▶ **Raw data**:
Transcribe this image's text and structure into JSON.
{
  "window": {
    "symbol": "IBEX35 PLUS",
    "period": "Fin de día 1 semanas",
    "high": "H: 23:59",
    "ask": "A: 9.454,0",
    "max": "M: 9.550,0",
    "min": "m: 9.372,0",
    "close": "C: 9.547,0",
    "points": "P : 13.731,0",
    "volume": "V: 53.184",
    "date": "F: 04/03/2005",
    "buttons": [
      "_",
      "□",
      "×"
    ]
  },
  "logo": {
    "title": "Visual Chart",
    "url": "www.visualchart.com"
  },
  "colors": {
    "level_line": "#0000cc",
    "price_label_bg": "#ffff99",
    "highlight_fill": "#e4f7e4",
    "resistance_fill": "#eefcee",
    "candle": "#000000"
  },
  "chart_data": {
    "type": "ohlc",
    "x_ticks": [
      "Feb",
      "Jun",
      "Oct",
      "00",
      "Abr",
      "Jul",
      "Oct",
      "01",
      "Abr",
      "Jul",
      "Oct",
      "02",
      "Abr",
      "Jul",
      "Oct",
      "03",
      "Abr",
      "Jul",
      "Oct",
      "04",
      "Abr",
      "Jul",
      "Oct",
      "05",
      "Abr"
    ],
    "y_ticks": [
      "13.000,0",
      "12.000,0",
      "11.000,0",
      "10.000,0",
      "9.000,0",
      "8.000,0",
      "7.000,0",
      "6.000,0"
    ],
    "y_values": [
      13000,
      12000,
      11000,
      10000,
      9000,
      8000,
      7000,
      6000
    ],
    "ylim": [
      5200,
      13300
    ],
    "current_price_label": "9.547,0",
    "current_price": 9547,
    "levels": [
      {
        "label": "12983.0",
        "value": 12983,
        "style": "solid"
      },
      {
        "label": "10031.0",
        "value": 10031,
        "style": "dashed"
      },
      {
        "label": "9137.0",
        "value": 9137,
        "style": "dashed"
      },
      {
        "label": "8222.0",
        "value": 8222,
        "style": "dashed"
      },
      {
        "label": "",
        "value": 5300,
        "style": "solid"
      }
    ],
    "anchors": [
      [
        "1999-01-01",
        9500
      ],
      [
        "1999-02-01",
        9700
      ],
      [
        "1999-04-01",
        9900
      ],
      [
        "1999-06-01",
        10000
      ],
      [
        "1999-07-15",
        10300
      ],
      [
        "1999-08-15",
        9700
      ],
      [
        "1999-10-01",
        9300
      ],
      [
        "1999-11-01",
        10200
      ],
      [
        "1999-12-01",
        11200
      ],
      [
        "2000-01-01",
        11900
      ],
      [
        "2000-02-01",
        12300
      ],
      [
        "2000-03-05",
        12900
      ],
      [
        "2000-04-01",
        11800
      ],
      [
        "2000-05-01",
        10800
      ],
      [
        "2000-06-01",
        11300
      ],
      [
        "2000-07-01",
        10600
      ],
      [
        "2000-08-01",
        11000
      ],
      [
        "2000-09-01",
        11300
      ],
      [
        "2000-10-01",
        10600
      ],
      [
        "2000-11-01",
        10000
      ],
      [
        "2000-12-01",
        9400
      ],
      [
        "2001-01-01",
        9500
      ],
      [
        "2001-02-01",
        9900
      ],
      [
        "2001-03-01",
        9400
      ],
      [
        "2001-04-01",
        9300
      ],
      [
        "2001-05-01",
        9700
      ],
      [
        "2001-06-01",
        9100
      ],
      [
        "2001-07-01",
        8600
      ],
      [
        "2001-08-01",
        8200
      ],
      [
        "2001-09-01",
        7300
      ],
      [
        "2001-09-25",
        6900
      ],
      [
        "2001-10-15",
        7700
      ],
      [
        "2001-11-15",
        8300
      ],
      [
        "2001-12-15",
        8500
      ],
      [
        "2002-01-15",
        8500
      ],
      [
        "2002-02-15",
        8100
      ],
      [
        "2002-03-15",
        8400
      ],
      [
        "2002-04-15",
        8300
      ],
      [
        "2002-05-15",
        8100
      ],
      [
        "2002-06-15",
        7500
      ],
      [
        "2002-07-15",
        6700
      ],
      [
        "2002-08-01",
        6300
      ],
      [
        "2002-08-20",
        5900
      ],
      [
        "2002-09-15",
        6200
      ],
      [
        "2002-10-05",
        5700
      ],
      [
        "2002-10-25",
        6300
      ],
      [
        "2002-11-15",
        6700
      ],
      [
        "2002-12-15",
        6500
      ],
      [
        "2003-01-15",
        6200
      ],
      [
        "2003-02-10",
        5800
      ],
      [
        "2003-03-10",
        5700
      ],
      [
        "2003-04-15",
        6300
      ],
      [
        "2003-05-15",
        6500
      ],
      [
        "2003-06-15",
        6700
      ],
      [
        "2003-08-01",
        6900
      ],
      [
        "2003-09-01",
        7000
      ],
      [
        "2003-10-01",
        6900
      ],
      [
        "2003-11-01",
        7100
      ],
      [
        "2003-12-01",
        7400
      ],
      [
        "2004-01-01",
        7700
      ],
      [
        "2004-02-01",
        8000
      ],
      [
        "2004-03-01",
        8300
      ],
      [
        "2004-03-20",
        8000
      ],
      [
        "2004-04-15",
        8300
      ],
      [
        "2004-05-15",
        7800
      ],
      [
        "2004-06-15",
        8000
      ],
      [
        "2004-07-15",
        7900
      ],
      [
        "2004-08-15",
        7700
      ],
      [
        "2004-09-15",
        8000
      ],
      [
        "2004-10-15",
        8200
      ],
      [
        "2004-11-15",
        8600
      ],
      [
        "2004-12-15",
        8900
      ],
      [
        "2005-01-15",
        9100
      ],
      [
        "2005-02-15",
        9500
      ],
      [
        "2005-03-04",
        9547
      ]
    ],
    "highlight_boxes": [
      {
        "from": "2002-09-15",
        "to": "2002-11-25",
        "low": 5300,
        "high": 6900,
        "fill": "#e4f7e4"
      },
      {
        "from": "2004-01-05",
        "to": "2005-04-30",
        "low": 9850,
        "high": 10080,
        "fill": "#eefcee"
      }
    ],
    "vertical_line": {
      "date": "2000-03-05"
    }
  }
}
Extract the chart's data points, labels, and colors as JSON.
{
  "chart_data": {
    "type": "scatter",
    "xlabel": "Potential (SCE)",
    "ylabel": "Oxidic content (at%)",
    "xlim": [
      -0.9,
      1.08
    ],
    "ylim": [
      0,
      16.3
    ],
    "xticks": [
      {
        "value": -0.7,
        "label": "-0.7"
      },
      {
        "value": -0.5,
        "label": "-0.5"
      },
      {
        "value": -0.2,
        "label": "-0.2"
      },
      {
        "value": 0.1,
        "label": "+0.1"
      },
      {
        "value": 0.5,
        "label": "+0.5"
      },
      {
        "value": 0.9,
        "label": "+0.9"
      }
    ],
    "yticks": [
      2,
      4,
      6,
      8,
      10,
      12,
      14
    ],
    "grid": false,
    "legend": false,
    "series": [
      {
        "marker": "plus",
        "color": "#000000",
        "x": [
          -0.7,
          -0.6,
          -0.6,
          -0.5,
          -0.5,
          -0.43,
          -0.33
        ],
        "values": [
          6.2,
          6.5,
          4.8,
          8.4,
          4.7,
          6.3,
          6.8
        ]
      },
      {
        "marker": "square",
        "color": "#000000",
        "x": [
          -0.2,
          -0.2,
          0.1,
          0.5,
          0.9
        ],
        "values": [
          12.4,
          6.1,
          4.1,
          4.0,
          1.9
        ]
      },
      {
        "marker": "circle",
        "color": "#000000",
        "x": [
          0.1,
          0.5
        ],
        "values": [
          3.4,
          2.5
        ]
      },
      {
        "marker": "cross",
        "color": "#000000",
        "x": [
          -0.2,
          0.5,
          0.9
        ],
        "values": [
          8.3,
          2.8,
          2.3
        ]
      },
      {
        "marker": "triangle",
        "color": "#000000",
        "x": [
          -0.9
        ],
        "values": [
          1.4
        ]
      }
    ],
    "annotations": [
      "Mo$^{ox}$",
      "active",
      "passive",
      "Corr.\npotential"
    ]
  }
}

▶ **Task to complete**: Show each line of the data that contains the string "colors".

▶ **Solution below**:
  "colors": {
Extract the chart's data points, labels, and colors as JSON.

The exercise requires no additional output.